> EXTRACTED INFORMATION
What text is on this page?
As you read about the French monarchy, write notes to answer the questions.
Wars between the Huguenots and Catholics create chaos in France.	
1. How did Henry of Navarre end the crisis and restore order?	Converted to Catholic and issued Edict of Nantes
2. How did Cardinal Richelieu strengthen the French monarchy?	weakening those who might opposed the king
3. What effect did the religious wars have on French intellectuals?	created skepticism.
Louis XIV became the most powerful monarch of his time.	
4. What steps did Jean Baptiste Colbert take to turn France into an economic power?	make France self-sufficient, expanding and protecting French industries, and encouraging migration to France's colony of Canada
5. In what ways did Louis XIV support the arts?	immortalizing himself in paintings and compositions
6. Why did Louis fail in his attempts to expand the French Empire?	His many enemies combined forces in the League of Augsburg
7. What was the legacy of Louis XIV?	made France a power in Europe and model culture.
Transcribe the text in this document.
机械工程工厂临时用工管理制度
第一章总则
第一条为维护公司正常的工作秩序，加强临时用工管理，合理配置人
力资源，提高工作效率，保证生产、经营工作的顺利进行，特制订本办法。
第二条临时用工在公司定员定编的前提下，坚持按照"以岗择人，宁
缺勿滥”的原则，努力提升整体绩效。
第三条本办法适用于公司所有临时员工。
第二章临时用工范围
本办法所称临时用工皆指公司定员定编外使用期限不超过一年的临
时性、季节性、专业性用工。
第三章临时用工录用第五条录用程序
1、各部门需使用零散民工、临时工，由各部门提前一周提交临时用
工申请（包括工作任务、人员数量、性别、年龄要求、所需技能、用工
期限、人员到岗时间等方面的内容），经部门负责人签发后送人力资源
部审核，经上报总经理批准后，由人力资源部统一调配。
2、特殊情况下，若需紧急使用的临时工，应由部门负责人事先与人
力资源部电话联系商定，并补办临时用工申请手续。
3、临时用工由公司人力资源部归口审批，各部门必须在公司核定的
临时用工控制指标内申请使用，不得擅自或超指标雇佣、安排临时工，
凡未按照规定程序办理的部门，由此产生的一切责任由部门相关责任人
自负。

> OBJECTIVE
Print the records once more, exactly as they were given.

> WRITTEN REPLY
What text is on this page?
As you read about the French monarchy, write notes to answer the questions.
Wars between the Huguenots and Catholics create chaos in France.	
1. How did Henry of Navarre end the crisis and restore order?	Converted to Catholic and issued Edict of Nantes
2. How did Cardinal Richelieu strengthen the French monarchy?	weakening those who might opposed the king
3. What effect did the religious wars have on French intellectuals?	created skepticism.
Louis XIV became the most powerful monarch of his time.	
4. What steps did Jean Baptiste Colbert take to turn France into an economic power?	make France self-sufficient, expanding and protecting French industries, and encouraging migration to France's colony of Canada
5. In what ways did Louis XIV support the arts?	immortalizing himself in paintings and compositions
6. Why did Louis fail in his attempts to expand the French Empire?	His many enemies combined forces in the League of Augsburg
7. What was the legacy of Louis XIV?	made France a power in Europe and model culture.
Transcribe the text in this document.
机械工程工厂临时用工管理制度
第一章总则
第一条为维护公司正常的工作秩序，加强临时用工管理，合理配置人
力资源，提高工作效率，保证生产、经营工作的顺利进行，特制订本办法。
第二条临时用工在公司定员定编的前提下，坚持按照"以岗择人，宁
缺勿滥”的原则，努力提升整体绩效。
第三条本办法适用于公司所有临时员工。
第二章临时用工范围
本办法所称临时用工皆指公司定员定编外使用期限不超过一年的临
时性、季节性、专业性用工。
第三章临时用工录用第五条录用程序
1、各部门需使用零散民工、临时工，由各部门提前一周提交临时用
工申请（包括工作任务、人员数量、性别、年龄要求、所需技能、用工
期限、人员到岗时间等方面的内容），经部门负责人签发后送人力资源
部审核，经上报总经理批准后，由人力资源部统一调配。
2、特殊情况下，若需紧急使用的临时工，应由部门负责人事先与人
力资源部电话联系商定，并补办临时用工申请手续。
3、临时用工由公司人力资源部归口审批，各部门必须在公司核定的
临时用工控制指标内申请使用，不得擅自或超指标雇佣、安排临时工，
凡未按照规定程序办理的部门，由此产生的一切责任由部门相关责任人
自负。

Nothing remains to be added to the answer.